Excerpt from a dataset

============================================================

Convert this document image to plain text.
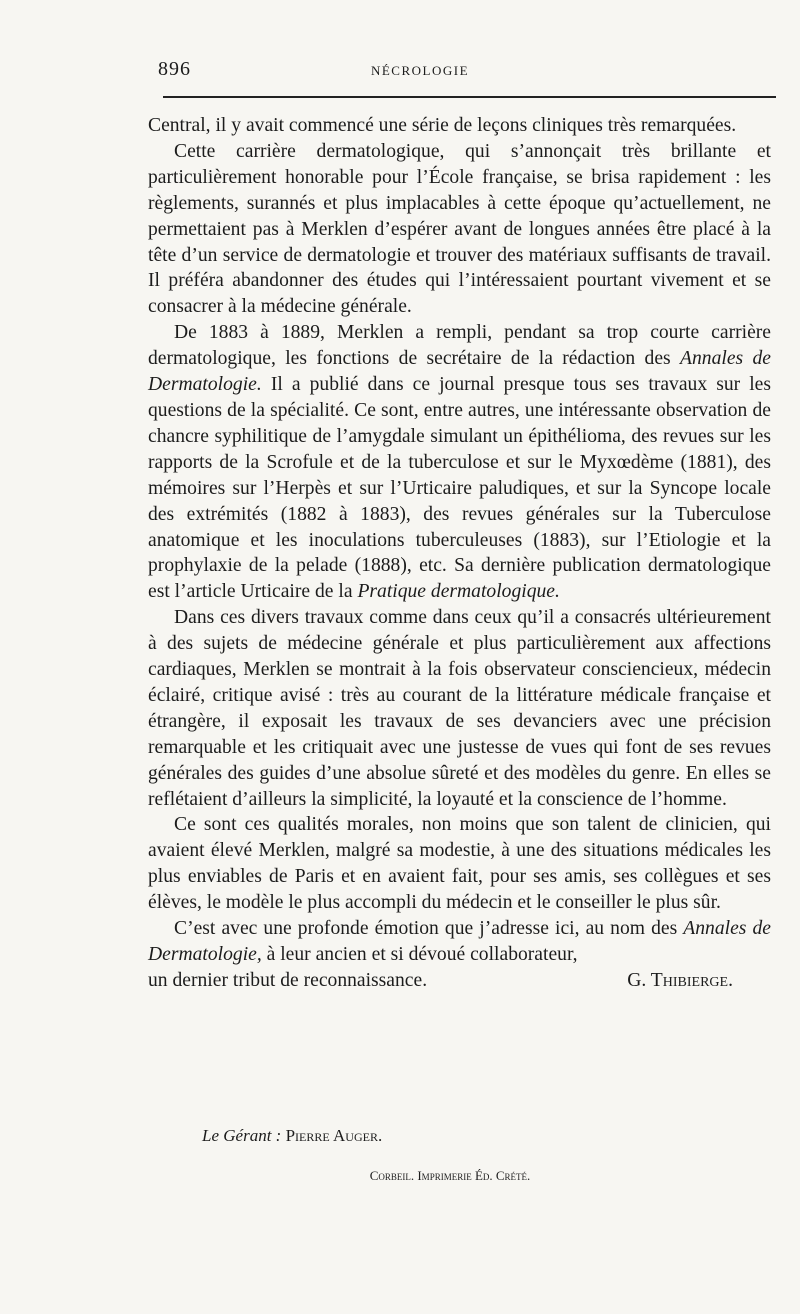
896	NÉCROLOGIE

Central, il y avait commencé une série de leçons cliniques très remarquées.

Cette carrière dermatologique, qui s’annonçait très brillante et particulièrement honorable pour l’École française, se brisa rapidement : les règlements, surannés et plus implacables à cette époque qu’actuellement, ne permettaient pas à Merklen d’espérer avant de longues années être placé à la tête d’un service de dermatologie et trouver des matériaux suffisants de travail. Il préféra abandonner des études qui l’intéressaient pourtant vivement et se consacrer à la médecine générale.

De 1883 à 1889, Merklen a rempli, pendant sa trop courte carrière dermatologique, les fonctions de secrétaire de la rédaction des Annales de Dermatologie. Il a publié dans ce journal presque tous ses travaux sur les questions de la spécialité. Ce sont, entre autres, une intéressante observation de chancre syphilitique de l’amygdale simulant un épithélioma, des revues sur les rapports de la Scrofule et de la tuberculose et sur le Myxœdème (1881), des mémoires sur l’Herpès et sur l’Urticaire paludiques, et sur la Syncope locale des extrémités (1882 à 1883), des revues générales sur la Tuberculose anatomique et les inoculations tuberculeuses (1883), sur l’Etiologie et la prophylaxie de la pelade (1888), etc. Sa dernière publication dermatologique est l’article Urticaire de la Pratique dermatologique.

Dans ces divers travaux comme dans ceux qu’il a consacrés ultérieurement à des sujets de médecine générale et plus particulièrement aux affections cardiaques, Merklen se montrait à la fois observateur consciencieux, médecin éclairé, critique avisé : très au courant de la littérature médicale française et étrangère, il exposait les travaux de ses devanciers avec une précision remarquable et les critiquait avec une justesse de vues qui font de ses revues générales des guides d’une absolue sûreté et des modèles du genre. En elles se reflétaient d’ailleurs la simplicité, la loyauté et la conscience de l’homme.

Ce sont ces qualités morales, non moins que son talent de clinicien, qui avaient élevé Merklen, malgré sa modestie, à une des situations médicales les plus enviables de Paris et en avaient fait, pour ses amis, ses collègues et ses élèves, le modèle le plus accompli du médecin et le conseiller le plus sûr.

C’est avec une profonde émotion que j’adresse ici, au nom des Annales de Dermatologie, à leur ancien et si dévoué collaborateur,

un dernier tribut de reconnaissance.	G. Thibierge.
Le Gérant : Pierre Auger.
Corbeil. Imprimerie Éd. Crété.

============================================================

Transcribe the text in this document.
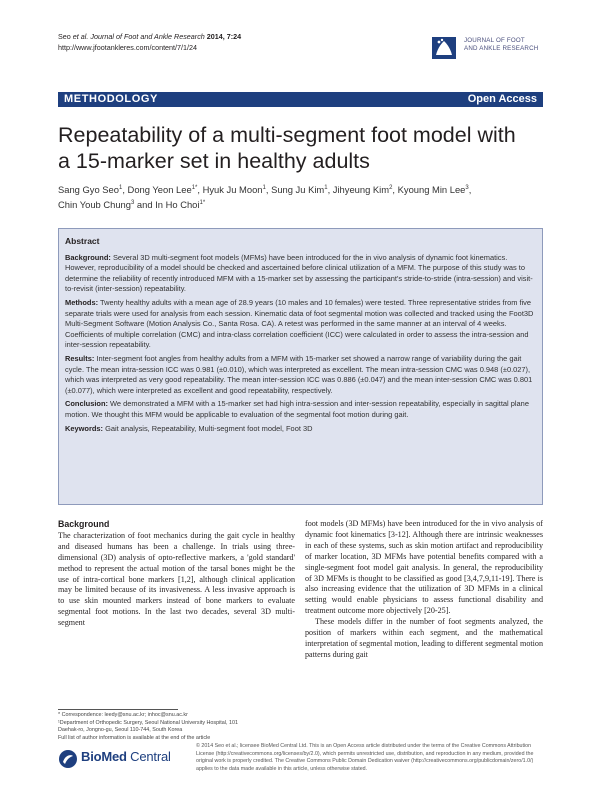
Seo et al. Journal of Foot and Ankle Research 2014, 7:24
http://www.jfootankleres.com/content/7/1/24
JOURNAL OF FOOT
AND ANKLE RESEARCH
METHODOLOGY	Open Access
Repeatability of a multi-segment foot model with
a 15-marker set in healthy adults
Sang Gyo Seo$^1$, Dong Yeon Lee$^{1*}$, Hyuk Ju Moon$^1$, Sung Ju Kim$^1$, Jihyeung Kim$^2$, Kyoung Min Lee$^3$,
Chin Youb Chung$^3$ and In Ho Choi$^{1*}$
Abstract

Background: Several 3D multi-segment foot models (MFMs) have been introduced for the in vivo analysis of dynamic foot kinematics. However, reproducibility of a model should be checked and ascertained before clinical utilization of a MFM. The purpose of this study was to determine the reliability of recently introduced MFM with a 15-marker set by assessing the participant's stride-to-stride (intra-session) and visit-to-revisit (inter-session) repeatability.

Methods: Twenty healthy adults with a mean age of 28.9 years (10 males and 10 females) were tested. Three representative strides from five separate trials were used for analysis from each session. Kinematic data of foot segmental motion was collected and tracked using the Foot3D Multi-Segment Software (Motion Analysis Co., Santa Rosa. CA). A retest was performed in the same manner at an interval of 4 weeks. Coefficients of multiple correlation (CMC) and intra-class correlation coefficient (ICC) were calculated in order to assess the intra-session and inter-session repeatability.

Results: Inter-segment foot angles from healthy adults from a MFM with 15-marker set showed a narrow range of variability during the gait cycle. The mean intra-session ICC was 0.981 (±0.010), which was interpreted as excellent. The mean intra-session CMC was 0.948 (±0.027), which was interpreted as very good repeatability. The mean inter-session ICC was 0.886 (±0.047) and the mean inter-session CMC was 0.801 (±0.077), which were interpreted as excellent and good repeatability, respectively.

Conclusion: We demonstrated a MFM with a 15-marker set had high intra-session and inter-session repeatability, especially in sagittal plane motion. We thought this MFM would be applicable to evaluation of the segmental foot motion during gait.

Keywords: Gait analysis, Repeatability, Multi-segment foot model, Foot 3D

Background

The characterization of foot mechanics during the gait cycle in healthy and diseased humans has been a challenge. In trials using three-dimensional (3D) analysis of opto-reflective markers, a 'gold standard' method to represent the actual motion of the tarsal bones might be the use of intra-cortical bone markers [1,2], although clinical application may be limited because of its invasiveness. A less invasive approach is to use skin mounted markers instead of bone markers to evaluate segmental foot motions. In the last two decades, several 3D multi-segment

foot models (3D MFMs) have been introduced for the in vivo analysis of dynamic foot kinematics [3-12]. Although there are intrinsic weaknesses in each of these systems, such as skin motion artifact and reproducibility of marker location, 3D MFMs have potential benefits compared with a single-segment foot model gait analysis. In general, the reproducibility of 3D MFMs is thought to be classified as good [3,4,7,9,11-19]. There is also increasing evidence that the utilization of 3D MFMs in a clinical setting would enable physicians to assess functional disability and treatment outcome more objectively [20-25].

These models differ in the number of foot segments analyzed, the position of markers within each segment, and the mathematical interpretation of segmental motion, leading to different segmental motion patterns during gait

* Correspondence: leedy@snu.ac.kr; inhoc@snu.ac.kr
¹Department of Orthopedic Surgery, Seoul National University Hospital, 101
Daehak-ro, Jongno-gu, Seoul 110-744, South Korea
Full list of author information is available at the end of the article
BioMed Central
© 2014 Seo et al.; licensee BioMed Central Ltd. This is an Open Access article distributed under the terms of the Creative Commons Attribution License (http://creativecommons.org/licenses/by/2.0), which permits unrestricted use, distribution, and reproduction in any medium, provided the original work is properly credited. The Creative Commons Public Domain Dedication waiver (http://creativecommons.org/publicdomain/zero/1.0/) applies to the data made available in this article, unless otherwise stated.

============================================================

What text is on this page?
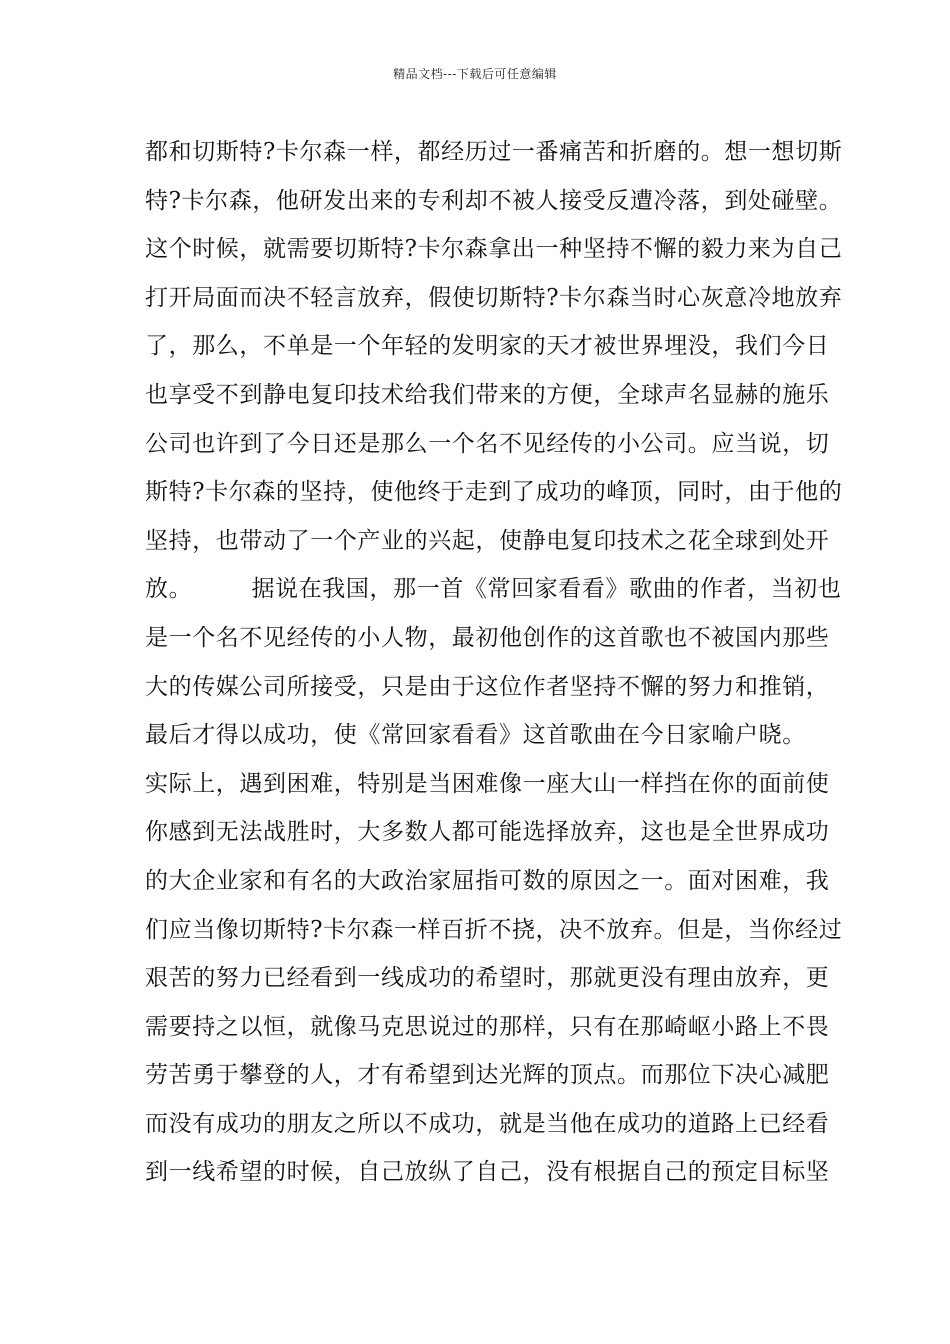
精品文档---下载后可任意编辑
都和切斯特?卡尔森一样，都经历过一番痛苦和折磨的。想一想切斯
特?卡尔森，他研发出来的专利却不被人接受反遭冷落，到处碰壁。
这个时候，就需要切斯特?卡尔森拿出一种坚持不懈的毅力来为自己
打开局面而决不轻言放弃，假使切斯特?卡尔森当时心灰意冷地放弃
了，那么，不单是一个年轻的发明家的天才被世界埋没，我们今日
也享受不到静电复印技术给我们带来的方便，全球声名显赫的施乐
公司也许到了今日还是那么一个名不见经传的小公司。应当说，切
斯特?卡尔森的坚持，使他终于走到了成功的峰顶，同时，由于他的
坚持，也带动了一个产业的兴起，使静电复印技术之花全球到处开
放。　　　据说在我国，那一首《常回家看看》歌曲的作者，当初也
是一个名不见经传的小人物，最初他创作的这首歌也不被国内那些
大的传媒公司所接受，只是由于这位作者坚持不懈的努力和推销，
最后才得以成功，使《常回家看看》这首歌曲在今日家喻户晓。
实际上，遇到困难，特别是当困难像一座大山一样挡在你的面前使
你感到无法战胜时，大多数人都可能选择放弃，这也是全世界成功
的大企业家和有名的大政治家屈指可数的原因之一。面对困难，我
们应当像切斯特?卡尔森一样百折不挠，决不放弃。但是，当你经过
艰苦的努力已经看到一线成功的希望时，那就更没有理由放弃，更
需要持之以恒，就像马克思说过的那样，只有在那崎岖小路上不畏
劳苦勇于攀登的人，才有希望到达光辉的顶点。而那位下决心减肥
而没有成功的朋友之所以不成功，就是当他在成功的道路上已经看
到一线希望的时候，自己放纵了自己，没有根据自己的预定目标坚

============================================================

The problem: Go through the listing above and locate each line that holds the word "BioMed". Copy those lines.

Task answer:
BioMed Central
© 2014 Seo et al.; licensee BioMed Central Ltd. This is an Open Access article distributed under the terms of the Creative Commons Attribution License (http://creativecommons.org/licenses/by/2.0), which permits unrestricted use, distribution, and reproduction in any medium, provided the original work is properly credited. The Creative Commons Public Domain Dedication waiver (http://creativecommons.org/publicdomain/zero/1.0/) applies to the data made available in this article, unless otherwise stated.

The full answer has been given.